Items listed in a dataset

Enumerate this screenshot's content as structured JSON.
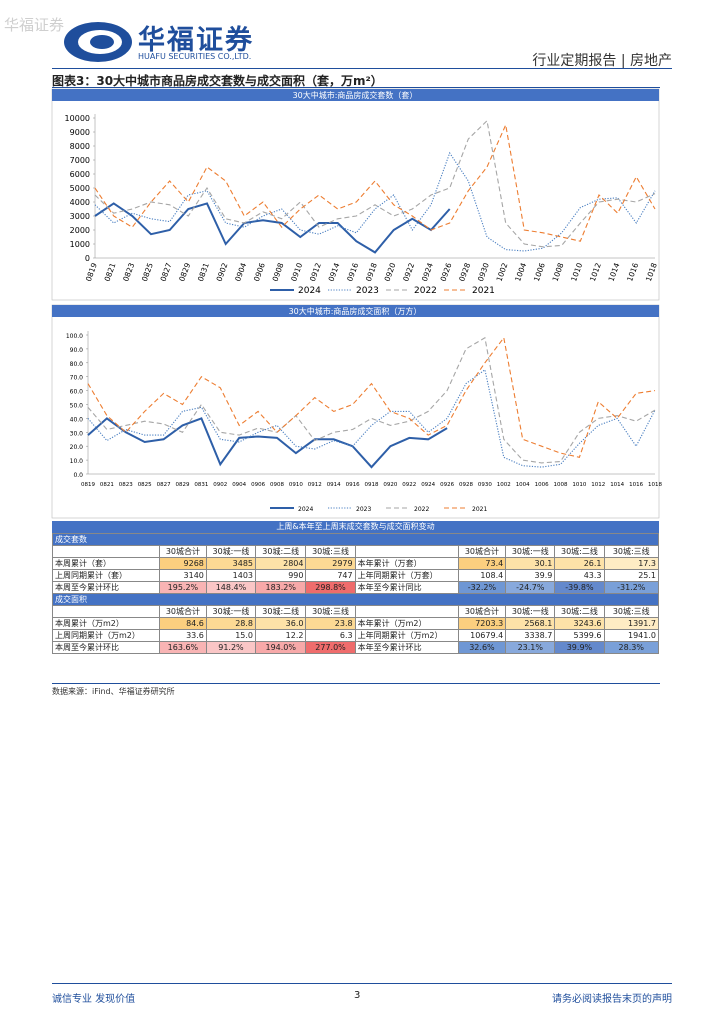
{
  "header": {
    "watermark": "华福证券",
    "logo": "华福证券",
    "logo_en": "HUAFU SECURITIES CO.,LTD.",
    "report": "行业定期报告 | 房地产"
  },
  "figure_title": "图表3：30大中城市商品房成交套数与成交面积（套，万m²）",
  "chart_data": [
    {
      "type": "line",
      "title": "30大中城市:商品房成交套数（套）",
      "categories": [
        "0819",
        "0821",
        "0823",
        "0825",
        "0827",
        "0829",
        "0831",
        "0902",
        "0904",
        "0906",
        "0908",
        "0910",
        "0912",
        "0914",
        "0916",
        "0918",
        "0920",
        "0922",
        "0924",
        "0926",
        "0928",
        "0930",
        "1002",
        "1004",
        "1006",
        "1008",
        "1010",
        "1012",
        "1014",
        "1016",
        "1018"
      ],
      "ylim": [
        0,
        10000
      ],
      "yticks": [
        0,
        1000,
        2000,
        3000,
        4000,
        5000,
        6000,
        7000,
        8000,
        9000,
        10000
      ],
      "legend": "bottom",
      "rotate_labels": true,
      "series": [
        {
          "name": "2024",
          "color": "#2e5fa8",
          "style": "solid",
          "values": [
            3000,
            3900,
            3000,
            1700,
            2000,
            3500,
            3900,
            1000,
            2500,
            2700,
            2500,
            1500,
            2500,
            2500,
            1200,
            400,
            2000,
            2800,
            2000,
            3500,
            null,
            null,
            null,
            null,
            null,
            null,
            null,
            null,
            null,
            null,
            null
          ]
        },
        {
          "name": "2023",
          "color": "#4a7fc1",
          "style": "dotted",
          "values": [
            3800,
            2500,
            3200,
            2800,
            2600,
            4500,
            4800,
            2500,
            2200,
            3000,
            3500,
            2000,
            1700,
            2300,
            1800,
            3500,
            4500,
            2000,
            3800,
            7500,
            5500,
            1500,
            600,
            500,
            700,
            1800,
            3600,
            4200,
            4300,
            2500,
            4800
          ]
        },
        {
          "name": "2022",
          "color": "#a6a6a6",
          "style": "dashed",
          "values": [
            4500,
            3200,
            3500,
            4000,
            3800,
            3000,
            5000,
            2800,
            2500,
            3300,
            2800,
            4000,
            2200,
            2800,
            3000,
            3800,
            3000,
            3500,
            4500,
            5000,
            8500,
            9800,
            2500,
            1000,
            800,
            900,
            2500,
            4000,
            4200,
            4000,
            4600
          ]
        },
        {
          "name": "2021",
          "color": "#ed7d31",
          "style": "dashed",
          "values": [
            5000,
            3000,
            2200,
            4000,
            5500,
            4000,
            6500,
            5500,
            3000,
            4000,
            2200,
            3500,
            4500,
            3500,
            4000,
            5500,
            3800,
            3000,
            2000,
            2500,
            4800,
            6500,
            9500,
            2000,
            1800,
            1500,
            1200,
            4500,
            3200,
            5800,
            3500
          ]
        }
      ]
    },
    {
      "type": "line",
      "title": "30大中城市:商品房成交面积（万方）",
      "categories": [
        "0819",
        "0821",
        "0823",
        "0825",
        "0827",
        "0829",
        "0831",
        "0902",
        "0904",
        "0906",
        "0908",
        "0910",
        "0912",
        "0914",
        "0916",
        "0918",
        "0920",
        "0922",
        "0924",
        "0926",
        "0928",
        "0930",
        "1002",
        "1004",
        "1006",
        "1008",
        "1010",
        "1012",
        "1014",
        "1016",
        "1018"
      ],
      "ylim": [
        0,
        100
      ],
      "yticks": [
        {
          "value": 0,
          "label": "0.0"
        },
        {
          "value": 10,
          "label": "10.0"
        },
        {
          "value": 20,
          "label": "20.0"
        },
        {
          "value": 30,
          "label": "30.0"
        },
        {
          "value": 40,
          "label": "40.0"
        },
        {
          "value": 50,
          "label": "50.0"
        },
        {
          "value": 60,
          "label": "60.0"
        },
        {
          "value": 70,
          "label": "70.0"
        },
        {
          "value": 80,
          "label": "80.0"
        },
        {
          "value": 90,
          "label": "90.0"
        },
        {
          "value": 100,
          "label": "100.0"
        }
      ],
      "legend": "bottom",
      "rotate_labels": false,
      "series": [
        {
          "name": "2024",
          "color": "#2e5fa8",
          "style": "solid",
          "values": [
            28,
            40,
            30,
            23,
            25,
            35,
            40,
            7,
            26,
            27,
            26,
            15,
            25,
            25,
            20,
            5,
            20,
            26,
            25,
            33,
            null,
            null,
            null,
            null,
            null,
            null,
            null,
            null,
            null,
            null,
            null
          ]
        },
        {
          "name": "2023",
          "color": "#4a7fc1",
          "style": "dotted",
          "values": [
            40,
            24,
            32,
            28,
            28,
            45,
            48,
            25,
            23,
            30,
            35,
            20,
            18,
            24,
            20,
            35,
            45,
            45,
            30,
            40,
            65,
            75,
            12,
            6,
            5,
            7,
            22,
            35,
            40,
            20,
            46
          ]
        },
        {
          "name": "2022",
          "color": "#a6a6a6",
          "style": "dashed",
          "values": [
            48,
            32,
            35,
            38,
            36,
            30,
            50,
            30,
            28,
            33,
            30,
            42,
            24,
            30,
            32,
            40,
            35,
            38,
            45,
            60,
            90,
            98,
            25,
            10,
            8,
            9,
            30,
            40,
            42,
            38,
            46
          ]
        },
        {
          "name": "2021",
          "color": "#ed7d31",
          "style": "dashed",
          "values": [
            65,
            42,
            30,
            45,
            58,
            50,
            70,
            62,
            35,
            45,
            30,
            42,
            55,
            45,
            50,
            65,
            45,
            40,
            28,
            35,
            60,
            80,
            98,
            25,
            20,
            15,
            12,
            52,
            40,
            58,
            60
          ]
        }
      ]
    }
  ],
  "table": {
    "title": "上周&本年至上周末成交套数与成交面积变动",
    "sections": [
      {
        "name": "成交套数",
        "columns": [
          "30城合计",
          "30城:一线",
          "30城:二线",
          "30城:三线"
        ],
        "rows": [
          [
            "本周累计（套）",
            "9268",
            "3485",
            "2804",
            "2979",
            "本年累计（万套）",
            "73.4",
            "30.1",
            "26.1",
            "17.3"
          ],
          [
            "上周同期累计（套）",
            "3140",
            "1403",
            "990",
            "747",
            "上年同期累计（万套）",
            "108.4",
            "39.9",
            "43.3",
            "25.1"
          ],
          [
            "本周至今累计环比",
            "195.2%",
            "148.4%",
            "183.2%",
            "298.8%",
            "本年至今累计同比",
            "-32.2%",
            "-24.7%",
            "-39.8%",
            "-31.2%"
          ]
        ]
      },
      {
        "name": "成交面积",
        "columns": [
          "30城合计",
          "30城:一线",
          "30城:二线",
          "30城:三线"
        ],
        "rows": [
          [
            "本周累计（万m2）",
            "84.6",
            "28.8",
            "36.0",
            "23.8",
            "本年累计（万m2）",
            "7203.3",
            "2568.1",
            "3243.6",
            "1391.7"
          ],
          [
            "上周同期累计（万m2）",
            "33.6",
            "15.0",
            "12.2",
            "6.3",
            "上年同期累计（万m2）",
            "10679.4",
            "3338.7",
            "5399.6",
            "1941.0"
          ],
          [
            "本周至今累计环比",
            "163.6%",
            "91.2%",
            "194.0%",
            "277.0%",
            "本年至今累计环比",
            "32.6%",
            "23.1%",
            "39.9%",
            "28.3%"
          ]
        ]
      }
    ]
  },
  "source": "数据来源：iFind、华福证券研究所",
  "footer": {
    "left": "诚信专业  发现价值",
    "page": "3",
    "right": "请务必阅读报告末页的声明"
  }
}
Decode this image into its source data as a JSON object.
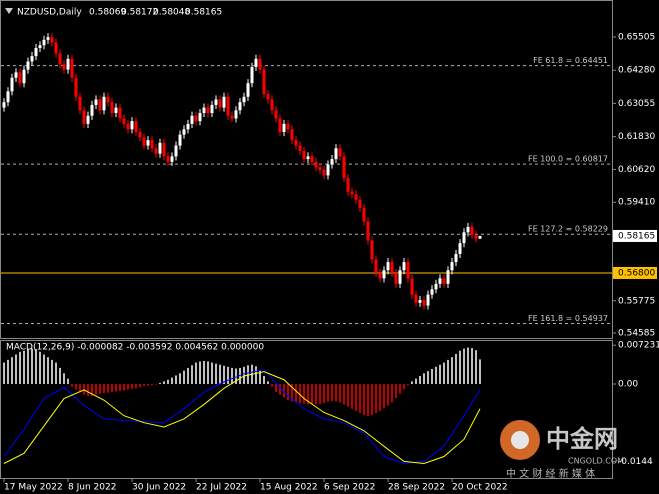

• **What you need to do**: Reproduce every line exactly and omit all pictures.

• **The output**:
Enumerate this screenshot's content as structured JSON.
{
  "header": {
    "watermark": "华福证券",
    "logo": "华福证券",
    "logo_en": "HUAFU SECURITIES CO.,LTD.",
    "report": "行业定期报告 | 房地产"
  },
  "figure_title": "图表3：30大中城市商品房成交套数与成交面积（套，万m²）",
  "chart_data": [
    {
      "type": "line",
      "title": "30大中城市:商品房成交套数（套）",
      "categories": [
        "0819",
        "0821",
        "0823",
        "0825",
        "0827",
        "0829",
        "0831",
        "0902",
        "0904",
        "0906",
        "0908",
        "0910",
        "0912",
        "0914",
        "0916",
        "0918",
        "0920",
        "0922",
        "0924",
        "0926",
        "0928",
        "0930",
        "1002",
        "1004",
        "1006",
        "1008",
        "1010",
        "1012",
        "1014",
        "1016",
        "1018"
      ],
      "ylim": [
        0,
        10000
      ],
      "yticks": [
        0,
        1000,
        2000,
        3000,
        4000,
        5000,
        6000,
        7000,
        8000,
        9000,
        10000
      ],
      "legend": "bottom",
      "rotate_labels": true,
      "series": [
        {
          "name": "2024",
          "color": "#2e5fa8",
          "style": "solid",
          "values": [
            3000,
            3900,
            3000,
            1700,
            2000,
            3500,
            3900,
            1000,
            2500,
            2700,
            2500,
            1500,
            2500,
            2500,
            1200,
            400,
            2000,
            2800,
            2000,
            3500,
            null,
            null,
            null,
            null,
            null,
            null,
            null,
            null,
            null,
            null,
            null
          ]
        },
        {
          "name": "2023",
          "color": "#4a7fc1",
          "style": "dotted",
          "values": [
            3800,
            2500,
            3200,
            2800,
            2600,
            4500,
            4800,
            2500,
            2200,
            3000,
            3500,
            2000,
            1700,
            2300,
            1800,
            3500,
            4500,
            2000,
            3800,
            7500,
            5500,
            1500,
            600,
            500,
            700,
            1800,
            3600,
            4200,
            4300,
            2500,
            4800
          ]
        },
        {
          "name": "2022",
          "color": "#a6a6a6",
          "style": "dashed",
          "values": [
            4500,
            3200,
            3500,
            4000,
            3800,
            3000,
            5000,
            2800,
            2500,
            3300,
            2800,
            4000,
            2200,
            2800,
            3000,
            3800,
            3000,
            3500,
            4500,
            5000,
            8500,
            9800,
            2500,
            1000,
            800,
            900,
            2500,
            4000,
            4200,
            4000,
            4600
          ]
        },
        {
          "name": "2021",
          "color": "#ed7d31",
          "style": "dashed",
          "values": [
            5000,
            3000,
            2200,
            4000,
            5500,
            4000,
            6500,
            5500,
            3000,
            4000,
            2200,
            3500,
            4500,
            3500,
            4000,
            5500,
            3800,
            3000,
            2000,
            2500,
            4800,
            6500,
            9500,
            2000,
            1800,
            1500,
            1200,
            4500,
            3200,
            5800,
            3500
          ]
        }
      ]
    },
    {
      "type": "line",
      "title": "30大中城市:商品房成交面积（万方）",
      "categories": [
        "0819",
        "0821",
        "0823",
        "0825",
        "0827",
        "0829",
        "0831",
        "0902",
        "0904",
        "0906",
        "0908",
        "0910",
        "0912",
        "0914",
        "0916",
        "0918",
        "0920",
        "0922",
        "0924",
        "0926",
        "0928",
        "0930",
        "1002",
        "1004",
        "1006",
        "1008",
        "1010",
        "1012",
        "1014",
        "1016",
        "1018"
      ],
      "ylim": [
        0,
        100
      ],
      "yticks": [
        {
          "value": 0,
          "label": "0.0"
        },
        {
          "value": 10,
          "label": "10.0"
        },
        {
          "value": 20,
          "label": "20.0"
        },
        {
          "value": 30,
          "label": "30.0"
        },
        {
          "value": 40,
          "label": "40.0"
        },
        {
          "value": 50,
          "label": "50.0"
        },
        {
          "value": 60,
          "label": "60.0"
        },
        {
          "value": 70,
          "label": "70.0"
        },
        {
          "value": 80,
          "label": "80.0"
        },
        {
          "value": 90,
          "label": "90.0"
        },
        {
          "value": 100,
          "label": "100.0"
        }
      ],
      "legend": "bottom",
      "rotate_labels": false,
      "series": [
        {
          "name": "2024",
          "color": "#2e5fa8",
          "style": "solid",
          "values": [
            28,
            40,
            30,
            23,
            25,
            35,
            40,
            7,
            26,
            27,
            26,
            15,
            25,
            25,
            20,
            5,
            20,
            26,
            25,
            33,
            null,
            null,
            null,
            null,
            null,
            null,
            null,
            null,
            null,
            null,
            null
          ]
        },
        {
          "name": "2023",
          "color": "#4a7fc1",
          "style": "dotted",
          "values": [
            40,
            24,
            32,
            28,
            28,
            45,
            48,
            25,
            23,
            30,
            35,
            20,
            18,
            24,
            20,
            35,
            45,
            45,
            30,
            40,
            65,
            75,
            12,
            6,
            5,
            7,
            22,
            35,
            40,
            20,
            46
          ]
        },
        {
          "name": "2022",
          "color": "#a6a6a6",
          "style": "dashed",
          "values": [
            48,
            32,
            35,
            38,
            36,
            30,
            50,
            30,
            28,
            33,
            30,
            42,
            24,
            30,
            32,
            40,
            35,
            38,
            45,
            60,
            90,
            98,
            25,
            10,
            8,
            9,
            30,
            40,
            42,
            38,
            46
          ]
        },
        {
          "name": "2021",
          "color": "#ed7d31",
          "style": "dashed",
          "values": [
            65,
            42,
            30,
            45,
            58,
            50,
            70,
            62,
            35,
            45,
            30,
            42,
            55,
            45,
            50,
            65,
            45,
            40,
            28,
            35,
            60,
            80,
            98,
            25,
            20,
            15,
            12,
            52,
            40,
            58,
            60
          ]
        }
      ]
    }
  ],
  "table": {
    "title": "上周&本年至上周末成交套数与成交面积变动",
    "sections": [
      {
        "name": "成交套数",
        "columns": [
          "30城合计",
          "30城:一线",
          "30城:二线",
          "30城:三线"
        ],
        "rows": [
          [
            "本周累计（套）",
            "9268",
            "3485",
            "2804",
            "2979",
            "本年累计（万套）",
            "73.4",
            "30.1",
            "26.1",
            "17.3"
          ],
          [
            "上周同期累计（套）",
            "3140",
            "1403",
            "990",
            "747",
            "上年同期累计（万套）",
            "108.4",
            "39.9",
            "43.3",
            "25.1"
          ],
          [
            "本周至今累计环比",
            "195.2%",
            "148.4%",
            "183.2%",
            "298.8%",
            "本年至今累计同比",
            "-32.2%",
            "-24.7%",
            "-39.8%",
            "-31.2%"
          ]
        ]
      },
      {
        "name": "成交面积",
        "columns": [
          "30城合计",
          "30城:一线",
          "30城:二线",
          "30城:三线"
        ],
        "rows": [
          [
            "本周累计（万m2）",
            "84.6",
            "28.8",
            "36.0",
            "23.8",
            "本年累计（万m2）",
            "7203.3",
            "2568.1",
            "3243.6",
            "1391.7"
          ],
          [
            "上周同期累计（万m2）",
            "33.6",
            "15.0",
            "12.2",
            "6.3",
            "上年同期累计（万m2）",
            "10679.4",
            "3338.7",
            "5399.6",
            "1941.0"
          ],
          [
            "本周至今累计环比",
            "163.6%",
            "91.2%",
            "194.0%",
            "277.0%",
            "本年至今累计环比",
            "32.6%",
            "23.1%",
            "39.9%",
            "28.3%"
          ]
        ]
      }
    ]
  },
  "source": "数据来源：iFind、华福证券研究所",
  "footer": {
    "left": "诚信专业  发现价值",
    "page": "3",
    "right": "请务必阅读报告末页的声明"
  }
}
Decode this image into its source data as a JSON object.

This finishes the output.